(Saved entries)
========================================================================
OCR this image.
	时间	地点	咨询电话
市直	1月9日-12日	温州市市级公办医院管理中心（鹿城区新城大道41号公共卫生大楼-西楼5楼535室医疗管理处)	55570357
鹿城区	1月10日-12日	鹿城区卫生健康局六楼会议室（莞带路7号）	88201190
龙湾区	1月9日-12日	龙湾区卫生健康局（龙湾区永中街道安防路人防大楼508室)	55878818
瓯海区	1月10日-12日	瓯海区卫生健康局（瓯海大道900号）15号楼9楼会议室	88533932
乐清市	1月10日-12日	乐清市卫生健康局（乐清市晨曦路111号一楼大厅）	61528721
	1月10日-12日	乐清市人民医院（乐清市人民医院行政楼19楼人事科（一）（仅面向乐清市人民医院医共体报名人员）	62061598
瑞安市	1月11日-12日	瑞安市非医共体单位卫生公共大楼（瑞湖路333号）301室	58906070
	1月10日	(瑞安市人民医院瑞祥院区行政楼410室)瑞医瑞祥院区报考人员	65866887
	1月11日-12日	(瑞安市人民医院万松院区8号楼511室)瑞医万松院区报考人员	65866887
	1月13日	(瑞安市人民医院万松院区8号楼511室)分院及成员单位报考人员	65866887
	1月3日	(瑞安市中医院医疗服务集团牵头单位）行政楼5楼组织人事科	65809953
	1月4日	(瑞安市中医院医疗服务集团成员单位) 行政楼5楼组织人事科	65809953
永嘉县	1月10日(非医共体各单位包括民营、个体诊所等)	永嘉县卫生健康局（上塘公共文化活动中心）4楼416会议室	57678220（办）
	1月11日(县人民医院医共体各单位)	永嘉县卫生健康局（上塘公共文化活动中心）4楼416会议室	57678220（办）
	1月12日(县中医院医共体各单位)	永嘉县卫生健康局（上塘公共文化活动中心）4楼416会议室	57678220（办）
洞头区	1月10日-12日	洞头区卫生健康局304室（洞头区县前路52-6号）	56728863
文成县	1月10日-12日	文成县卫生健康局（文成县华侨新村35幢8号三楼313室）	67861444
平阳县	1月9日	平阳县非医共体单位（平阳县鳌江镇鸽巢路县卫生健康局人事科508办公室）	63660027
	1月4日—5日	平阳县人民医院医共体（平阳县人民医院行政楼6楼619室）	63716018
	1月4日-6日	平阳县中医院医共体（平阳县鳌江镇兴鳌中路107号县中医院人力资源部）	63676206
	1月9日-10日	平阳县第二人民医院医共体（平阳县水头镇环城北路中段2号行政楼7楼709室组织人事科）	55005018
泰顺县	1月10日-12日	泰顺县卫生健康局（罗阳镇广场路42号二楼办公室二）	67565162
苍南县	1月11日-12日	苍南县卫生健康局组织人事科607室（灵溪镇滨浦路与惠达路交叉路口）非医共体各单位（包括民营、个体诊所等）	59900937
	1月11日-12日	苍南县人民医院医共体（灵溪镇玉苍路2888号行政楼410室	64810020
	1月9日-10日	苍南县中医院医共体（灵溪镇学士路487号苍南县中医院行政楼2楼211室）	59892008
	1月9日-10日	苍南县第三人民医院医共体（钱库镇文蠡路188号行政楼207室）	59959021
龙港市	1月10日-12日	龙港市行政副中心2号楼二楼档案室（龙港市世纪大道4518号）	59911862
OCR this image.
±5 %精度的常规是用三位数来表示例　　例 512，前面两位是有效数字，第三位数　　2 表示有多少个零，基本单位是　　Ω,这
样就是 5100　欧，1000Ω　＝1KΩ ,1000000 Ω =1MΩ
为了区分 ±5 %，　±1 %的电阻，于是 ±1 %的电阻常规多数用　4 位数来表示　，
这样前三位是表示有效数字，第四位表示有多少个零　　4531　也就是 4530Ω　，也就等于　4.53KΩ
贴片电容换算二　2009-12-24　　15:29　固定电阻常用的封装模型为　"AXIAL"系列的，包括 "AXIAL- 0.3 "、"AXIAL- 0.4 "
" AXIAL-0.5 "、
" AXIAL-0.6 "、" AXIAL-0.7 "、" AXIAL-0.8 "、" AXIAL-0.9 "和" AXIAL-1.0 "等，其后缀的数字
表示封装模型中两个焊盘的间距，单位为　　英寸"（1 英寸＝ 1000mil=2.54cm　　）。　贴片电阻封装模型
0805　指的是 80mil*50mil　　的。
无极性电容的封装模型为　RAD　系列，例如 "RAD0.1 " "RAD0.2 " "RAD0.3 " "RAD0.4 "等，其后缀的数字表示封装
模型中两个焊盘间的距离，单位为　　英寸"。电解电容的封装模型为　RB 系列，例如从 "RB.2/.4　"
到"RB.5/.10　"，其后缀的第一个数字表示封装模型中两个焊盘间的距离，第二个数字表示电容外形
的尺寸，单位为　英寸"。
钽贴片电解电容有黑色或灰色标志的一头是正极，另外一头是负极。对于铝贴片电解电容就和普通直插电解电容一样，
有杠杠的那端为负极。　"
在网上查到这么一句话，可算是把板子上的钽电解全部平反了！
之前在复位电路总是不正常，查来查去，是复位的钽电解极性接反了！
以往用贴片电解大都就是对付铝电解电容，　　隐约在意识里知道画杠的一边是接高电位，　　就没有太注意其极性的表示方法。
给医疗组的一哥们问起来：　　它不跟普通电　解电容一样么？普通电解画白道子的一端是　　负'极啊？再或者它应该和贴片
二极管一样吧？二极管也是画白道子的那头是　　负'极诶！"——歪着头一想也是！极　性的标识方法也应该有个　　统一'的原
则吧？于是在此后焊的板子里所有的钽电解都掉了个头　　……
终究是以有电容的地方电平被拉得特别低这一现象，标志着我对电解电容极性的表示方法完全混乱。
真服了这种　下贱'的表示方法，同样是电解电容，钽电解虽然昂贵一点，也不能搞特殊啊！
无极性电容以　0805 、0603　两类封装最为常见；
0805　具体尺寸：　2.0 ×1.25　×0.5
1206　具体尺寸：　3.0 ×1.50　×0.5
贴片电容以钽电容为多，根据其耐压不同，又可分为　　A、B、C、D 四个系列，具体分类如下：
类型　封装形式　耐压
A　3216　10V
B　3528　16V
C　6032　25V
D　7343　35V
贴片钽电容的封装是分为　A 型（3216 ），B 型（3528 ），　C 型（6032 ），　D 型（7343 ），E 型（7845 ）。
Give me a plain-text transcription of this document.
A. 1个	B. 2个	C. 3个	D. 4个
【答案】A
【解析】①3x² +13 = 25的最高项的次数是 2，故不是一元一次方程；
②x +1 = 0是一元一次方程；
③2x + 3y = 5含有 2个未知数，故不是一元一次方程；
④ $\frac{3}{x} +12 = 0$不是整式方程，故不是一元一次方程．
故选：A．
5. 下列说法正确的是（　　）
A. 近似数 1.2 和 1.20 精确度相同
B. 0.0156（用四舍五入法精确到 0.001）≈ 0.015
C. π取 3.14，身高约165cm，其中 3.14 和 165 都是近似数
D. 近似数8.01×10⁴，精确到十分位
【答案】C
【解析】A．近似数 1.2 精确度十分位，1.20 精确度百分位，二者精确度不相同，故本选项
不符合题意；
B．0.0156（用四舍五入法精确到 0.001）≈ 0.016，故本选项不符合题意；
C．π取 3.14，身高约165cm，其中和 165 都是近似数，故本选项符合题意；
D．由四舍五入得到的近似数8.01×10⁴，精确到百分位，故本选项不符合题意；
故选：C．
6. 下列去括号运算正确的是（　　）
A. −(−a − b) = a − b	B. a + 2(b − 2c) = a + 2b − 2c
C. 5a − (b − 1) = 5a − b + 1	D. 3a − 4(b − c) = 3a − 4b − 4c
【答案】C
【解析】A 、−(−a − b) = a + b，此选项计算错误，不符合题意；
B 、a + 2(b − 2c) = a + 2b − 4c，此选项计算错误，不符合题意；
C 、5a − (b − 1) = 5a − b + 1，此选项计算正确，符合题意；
========================================================================
Objective:
From the records above, extract every line exactly as it stands.

Answer to this task:
OCR this image.
	时间	地点	咨询电话
市直	1月9日-12日	温州市市级公办医院管理中心（鹿城区新城大道41号公共卫生大楼-西楼5楼535室医疗管理处)	55570357
鹿城区	1月10日-12日	鹿城区卫生健康局六楼会议室（莞带路7号）	88201190
龙湾区	1月9日-12日	龙湾区卫生健康局（龙湾区永中街道安防路人防大楼508室)	55878818
瓯海区	1月10日-12日	瓯海区卫生健康局（瓯海大道900号）15号楼9楼会议室	88533932
乐清市	1月10日-12日	乐清市卫生健康局（乐清市晨曦路111号一楼大厅）	61528721
	1月10日-12日	乐清市人民医院（乐清市人民医院行政楼19楼人事科（一）（仅面向乐清市人民医院医共体报名人员）	62061598
瑞安市	1月11日-12日	瑞安市非医共体单位卫生公共大楼（瑞湖路333号）301室	58906070
	1月10日	(瑞安市人民医院瑞祥院区行政楼410室)瑞医瑞祥院区报考人员	65866887
	1月11日-12日	(瑞安市人民医院万松院区8号楼511室)瑞医万松院区报考人员	65866887
	1月13日	(瑞安市人民医院万松院区8号楼511室)分院及成员单位报考人员	65866887
	1月3日	(瑞安市中医院医疗服务集团牵头单位）行政楼5楼组织人事科	65809953
	1月4日	(瑞安市中医院医疗服务集团成员单位) 行政楼5楼组织人事科	65809953
永嘉县	1月10日(非医共体各单位包括民营、个体诊所等)	永嘉县卫生健康局（上塘公共文化活动中心）4楼416会议室	57678220（办）
	1月11日(县人民医院医共体各单位)	永嘉县卫生健康局（上塘公共文化活动中心）4楼416会议室	57678220（办）
	1月12日(县中医院医共体各单位)	永嘉县卫生健康局（上塘公共文化活动中心）4楼416会议室	57678220（办）
洞头区	1月10日-12日	洞头区卫生健康局304室（洞头区县前路52-6号）	56728863
文成县	1月10日-12日	文成县卫生健康局（文成县华侨新村35幢8号三楼313室）	67861444
平阳县	1月9日	平阳县非医共体单位（平阳县鳌江镇鸽巢路县卫生健康局人事科508办公室）	63660027
	1月4日—5日	平阳县人民医院医共体（平阳县人民医院行政楼6楼619室）	63716018
	1月4日-6日	平阳县中医院医共体（平阳县鳌江镇兴鳌中路107号县中医院人力资源部）	63676206
	1月9日-10日	平阳县第二人民医院医共体（平阳县水头镇环城北路中段2号行政楼7楼709室组织人事科）	55005018
泰顺县	1月10日-12日	泰顺县卫生健康局（罗阳镇广场路42号二楼办公室二）	67565162
苍南县	1月11日-12日	苍南县卫生健康局组织人事科607室（灵溪镇滨浦路与惠达路交叉路口）非医共体各单位（包括民营、个体诊所等）	59900937
	1月11日-12日	苍南县人民医院医共体（灵溪镇玉苍路2888号行政楼410室	64810020
	1月9日-10日	苍南县中医院医共体（灵溪镇学士路487号苍南县中医院行政楼2楼211室）	59892008
	1月9日-10日	苍南县第三人民医院医共体（钱库镇文蠡路188号行政楼207室）	59959021
龙港市	1月10日-12日	龙港市行政副中心2号楼二楼档案室（龙港市世纪大道4518号）	59911862
OCR this image.
±5 %精度的常规是用三位数来表示例　　例 512，前面两位是有效数字，第三位数　　2 表示有多少个零，基本单位是　　Ω,这
样就是 5100　欧，1000Ω　＝1KΩ ,1000000 Ω =1MΩ
为了区分 ±5 %，　±1 %的电阻，于是 ±1 %的电阻常规多数用　4 位数来表示　，
这样前三位是表示有效数字，第四位表示有多少个零　　4531　也就是 4530Ω　，也就等于　4.53KΩ
贴片电容换算二　2009-12-24　　15:29　固定电阻常用的封装模型为　"AXIAL"系列的，包括 "AXIAL- 0.3 "、"AXIAL- 0.4 "
" AXIAL-0.5 "、
" AXIAL-0.6 "、" AXIAL-0.7 "、" AXIAL-0.8 "、" AXIAL-0.9 "和" AXIAL-1.0 "等，其后缀的数字
表示封装模型中两个焊盘的间距，单位为　　英寸"（1 英寸＝ 1000mil=2.54cm　　）。　贴片电阻封装模型
0805　指的是 80mil*50mil　　的。
无极性电容的封装模型为　RAD　系列，例如 "RAD0.1 " "RAD0.2 " "RAD0.3 " "RAD0.4 "等，其后缀的数字表示封装
模型中两个焊盘间的距离，单位为　　英寸"。电解电容的封装模型为　RB 系列，例如从 "RB.2/.4　"
到"RB.5/.10　"，其后缀的第一个数字表示封装模型中两个焊盘间的距离，第二个数字表示电容外形
的尺寸，单位为　英寸"。
钽贴片电解电容有黑色或灰色标志的一头是正极，另外一头是负极。对于铝贴片电解电容就和普通直插电解电容一样，
有杠杠的那端为负极。　"
在网上查到这么一句话，可算是把板子上的钽电解全部平反了！
之前在复位电路总是不正常，查来查去，是复位的钽电解极性接反了！
以往用贴片电解大都就是对付铝电解电容，　　隐约在意识里知道画杠的一边是接高电位，　　就没有太注意其极性的表示方法。
给医疗组的一哥们问起来：　　它不跟普通电　解电容一样么？普通电解画白道子的一端是　　负'极啊？再或者它应该和贴片
二极管一样吧？二极管也是画白道子的那头是　　负'极诶！"——歪着头一想也是！极　性的标识方法也应该有个　　统一'的原
则吧？于是在此后焊的板子里所有的钽电解都掉了个头　　……
终究是以有电容的地方电平被拉得特别低这一现象，标志着我对电解电容极性的表示方法完全混乱。
真服了这种　下贱'的表示方法，同样是电解电容，钽电解虽然昂贵一点，也不能搞特殊啊！
无极性电容以　0805 、0603　两类封装最为常见；
0805　具体尺寸：　2.0 ×1.25　×0.5
1206　具体尺寸：　3.0 ×1.50　×0.5
贴片电容以钽电容为多，根据其耐压不同，又可分为　　A、B、C、D 四个系列，具体分类如下：
类型　封装形式　耐压
A　3216　10V
B　3528　16V
C　6032　25V
D　7343　35V
贴片钽电容的封装是分为　A 型（3216 ），B 型（3528 ），　C 型（6032 ），　D 型（7343 ），E 型（7845 ）。
Give me a plain-text transcription of this document.
A. 1个	B. 2个	C. 3个	D. 4个
【答案】A
【解析】①3x² +13 = 25的最高项的次数是 2，故不是一元一次方程；
②x +1 = 0是一元一次方程；
③2x + 3y = 5含有 2个未知数，故不是一元一次方程；
④ $\frac{3}{x} +12 = 0$不是整式方程，故不是一元一次方程．
故选：A．
5. 下列说法正确的是（　　）
A. 近似数 1.2 和 1.20 精确度相同
B. 0.0156（用四舍五入法精确到 0.001）≈ 0.015
C. π取 3.14，身高约165cm，其中 3.14 和 165 都是近似数
D. 近似数8.01×10⁴，精确到十分位
【答案】C
【解析】A．近似数 1.2 精确度十分位，1.20 精确度百分位，二者精确度不相同，故本选项
不符合题意；
B．0.0156（用四舍五入法精确到 0.001）≈ 0.016，故本选项不符合题意；
C．π取 3.14，身高约165cm，其中和 165 都是近似数，故本选项符合题意；
D．由四舍五入得到的近似数8.01×10⁴，精确到百分位，故本选项不符合题意；
故选：C．
6. 下列去括号运算正确的是（　　）
A. −(−a − b) = a − b	B. a + 2(b − 2c) = a + 2b − 2c
C. 5a − (b − 1) = 5a − b + 1	D. 3a − 4(b − c) = 3a − 4b − 4c
【答案】C
【解析】A 、−(−a − b) = a + b，此选项计算错误，不符合题意；
B 、a + 2(b − 2c) = a + 2b − 4c，此选项计算错误，不符合题意；
C 、5a − (b − 1) = 5a − b + 1，此选项计算正确，符合题意；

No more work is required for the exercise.